▶ _Written problem_: Extract from the listing each line in which the word "Water" appears.

+===+

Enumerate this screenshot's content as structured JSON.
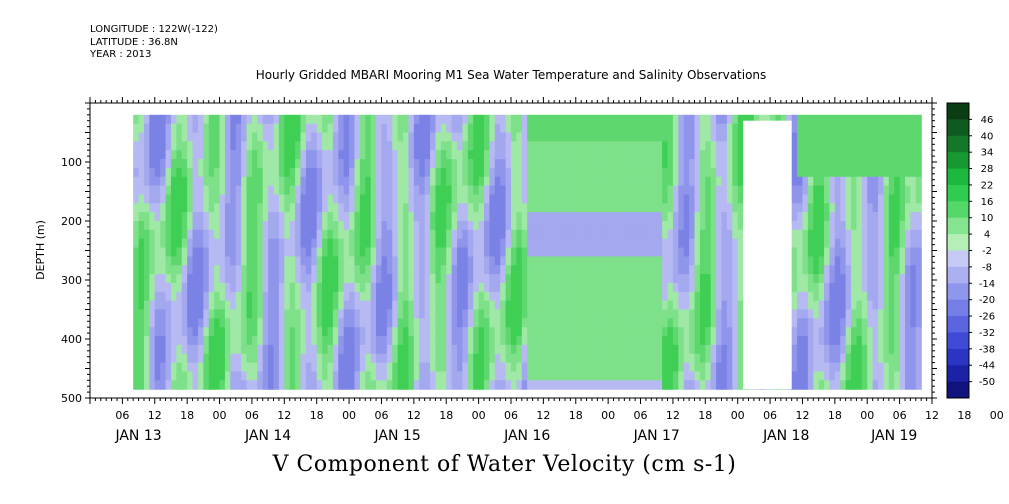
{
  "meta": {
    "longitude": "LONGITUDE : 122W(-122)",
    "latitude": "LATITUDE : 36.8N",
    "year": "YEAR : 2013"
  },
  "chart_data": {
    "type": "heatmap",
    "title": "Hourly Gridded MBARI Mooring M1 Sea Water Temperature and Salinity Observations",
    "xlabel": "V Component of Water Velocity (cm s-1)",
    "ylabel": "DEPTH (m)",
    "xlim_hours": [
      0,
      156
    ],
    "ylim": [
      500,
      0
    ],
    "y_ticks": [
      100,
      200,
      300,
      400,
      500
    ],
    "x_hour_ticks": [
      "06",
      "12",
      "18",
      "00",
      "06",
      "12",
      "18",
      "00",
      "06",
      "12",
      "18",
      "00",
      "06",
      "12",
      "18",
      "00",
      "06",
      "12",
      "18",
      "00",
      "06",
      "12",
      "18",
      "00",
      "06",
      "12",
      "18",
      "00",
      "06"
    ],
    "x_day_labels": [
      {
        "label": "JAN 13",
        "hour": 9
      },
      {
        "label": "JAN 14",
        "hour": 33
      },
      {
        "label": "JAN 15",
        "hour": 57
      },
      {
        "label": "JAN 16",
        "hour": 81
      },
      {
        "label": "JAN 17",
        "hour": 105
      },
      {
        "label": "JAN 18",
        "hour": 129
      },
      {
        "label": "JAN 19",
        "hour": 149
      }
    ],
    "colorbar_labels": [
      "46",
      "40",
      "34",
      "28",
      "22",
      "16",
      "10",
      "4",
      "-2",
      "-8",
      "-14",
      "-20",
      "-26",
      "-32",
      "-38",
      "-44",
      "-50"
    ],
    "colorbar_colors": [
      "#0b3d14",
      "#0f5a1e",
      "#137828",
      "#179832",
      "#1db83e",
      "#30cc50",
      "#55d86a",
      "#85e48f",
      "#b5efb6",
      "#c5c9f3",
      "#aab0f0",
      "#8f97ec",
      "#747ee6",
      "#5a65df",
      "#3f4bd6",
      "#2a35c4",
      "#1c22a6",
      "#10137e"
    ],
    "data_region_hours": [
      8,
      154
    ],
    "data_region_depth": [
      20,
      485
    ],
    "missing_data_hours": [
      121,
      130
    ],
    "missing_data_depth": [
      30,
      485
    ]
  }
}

+===+

▶ _Solution to the exercise_:
    "title": "Hourly Gridded MBARI Mooring M1 Sea Water Temperature and Salinity Observations",
    "xlabel": "V Component of Water Velocity (cm s-1)",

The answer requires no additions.